# [DATA IN THIS EXERCISE]
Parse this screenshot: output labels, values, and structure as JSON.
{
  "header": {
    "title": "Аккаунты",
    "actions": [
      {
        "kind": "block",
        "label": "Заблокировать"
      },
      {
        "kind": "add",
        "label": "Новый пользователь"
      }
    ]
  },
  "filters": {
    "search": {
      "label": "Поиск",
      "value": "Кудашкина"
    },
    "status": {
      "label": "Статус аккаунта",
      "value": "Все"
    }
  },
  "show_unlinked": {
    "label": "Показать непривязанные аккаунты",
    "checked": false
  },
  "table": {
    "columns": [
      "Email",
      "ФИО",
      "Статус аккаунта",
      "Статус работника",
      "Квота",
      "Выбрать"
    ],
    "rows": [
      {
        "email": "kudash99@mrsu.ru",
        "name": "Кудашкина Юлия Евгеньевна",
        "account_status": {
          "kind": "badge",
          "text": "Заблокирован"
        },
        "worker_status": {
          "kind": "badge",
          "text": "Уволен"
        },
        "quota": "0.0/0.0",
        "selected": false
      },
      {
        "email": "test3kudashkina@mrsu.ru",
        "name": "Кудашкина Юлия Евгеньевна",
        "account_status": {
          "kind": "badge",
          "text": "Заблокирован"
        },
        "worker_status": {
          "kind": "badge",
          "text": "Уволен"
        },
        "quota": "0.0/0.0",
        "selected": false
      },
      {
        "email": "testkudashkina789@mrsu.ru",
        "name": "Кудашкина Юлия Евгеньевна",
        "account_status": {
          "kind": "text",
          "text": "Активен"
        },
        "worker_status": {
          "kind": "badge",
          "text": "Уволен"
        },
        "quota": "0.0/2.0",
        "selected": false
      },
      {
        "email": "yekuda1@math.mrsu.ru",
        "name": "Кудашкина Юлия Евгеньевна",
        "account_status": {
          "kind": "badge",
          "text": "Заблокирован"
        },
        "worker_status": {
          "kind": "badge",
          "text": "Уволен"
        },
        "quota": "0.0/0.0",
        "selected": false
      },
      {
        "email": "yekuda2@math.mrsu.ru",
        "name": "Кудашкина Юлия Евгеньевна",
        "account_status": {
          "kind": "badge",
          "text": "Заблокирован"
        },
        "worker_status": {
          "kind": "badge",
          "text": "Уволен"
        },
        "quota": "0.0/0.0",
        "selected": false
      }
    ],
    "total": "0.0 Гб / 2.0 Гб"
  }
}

---

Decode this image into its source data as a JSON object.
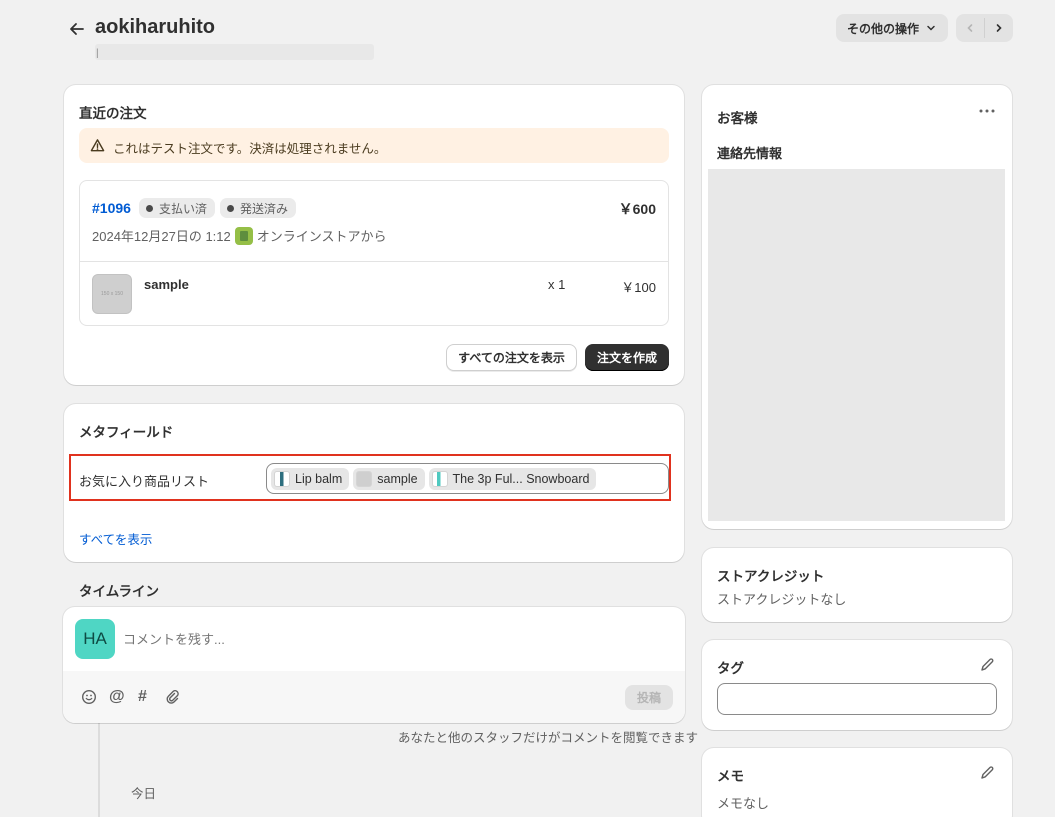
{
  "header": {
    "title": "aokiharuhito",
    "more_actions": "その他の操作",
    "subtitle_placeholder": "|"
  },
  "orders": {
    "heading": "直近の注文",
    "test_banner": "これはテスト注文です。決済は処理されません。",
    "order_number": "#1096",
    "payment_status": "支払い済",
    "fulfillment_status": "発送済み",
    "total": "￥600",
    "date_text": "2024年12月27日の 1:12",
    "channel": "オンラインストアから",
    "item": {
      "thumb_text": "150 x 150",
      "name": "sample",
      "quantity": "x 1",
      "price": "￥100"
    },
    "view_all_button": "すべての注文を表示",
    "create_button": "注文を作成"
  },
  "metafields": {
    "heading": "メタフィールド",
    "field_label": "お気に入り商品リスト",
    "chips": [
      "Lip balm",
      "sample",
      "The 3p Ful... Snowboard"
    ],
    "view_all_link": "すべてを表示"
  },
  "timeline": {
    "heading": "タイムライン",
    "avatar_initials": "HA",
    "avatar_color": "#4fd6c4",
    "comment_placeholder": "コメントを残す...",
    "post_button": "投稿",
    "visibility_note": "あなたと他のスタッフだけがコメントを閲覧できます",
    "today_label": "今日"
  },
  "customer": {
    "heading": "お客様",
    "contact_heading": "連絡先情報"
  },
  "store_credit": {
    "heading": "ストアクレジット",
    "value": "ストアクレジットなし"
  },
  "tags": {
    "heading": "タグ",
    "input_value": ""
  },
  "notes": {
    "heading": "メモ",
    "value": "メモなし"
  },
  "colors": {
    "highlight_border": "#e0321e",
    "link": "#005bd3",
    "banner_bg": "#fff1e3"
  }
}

==

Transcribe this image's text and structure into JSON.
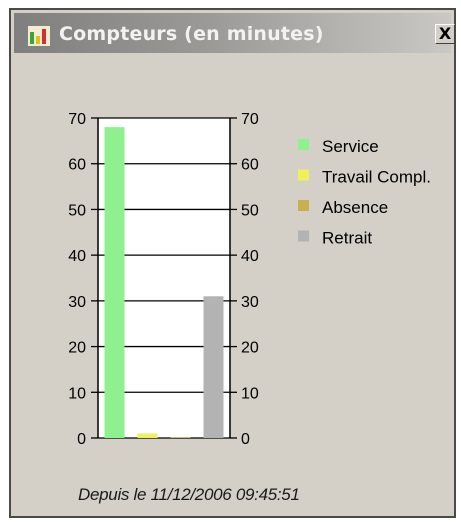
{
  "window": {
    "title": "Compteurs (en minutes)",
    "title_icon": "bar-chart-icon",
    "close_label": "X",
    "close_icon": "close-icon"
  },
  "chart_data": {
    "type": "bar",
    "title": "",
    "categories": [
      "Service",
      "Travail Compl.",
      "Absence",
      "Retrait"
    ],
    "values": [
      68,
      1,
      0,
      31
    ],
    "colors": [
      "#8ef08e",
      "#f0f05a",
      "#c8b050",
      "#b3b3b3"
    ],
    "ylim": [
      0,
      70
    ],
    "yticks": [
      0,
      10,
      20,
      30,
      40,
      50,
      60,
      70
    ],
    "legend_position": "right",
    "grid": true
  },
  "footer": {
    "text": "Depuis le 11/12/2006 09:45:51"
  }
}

# [STATED PROBLEM]
Copy out all lines from the material above that contain the string "values".

# [RESULT OF THIS TASK]
Parse this screenshot: output labels, values, and structure as JSON.
    "values": [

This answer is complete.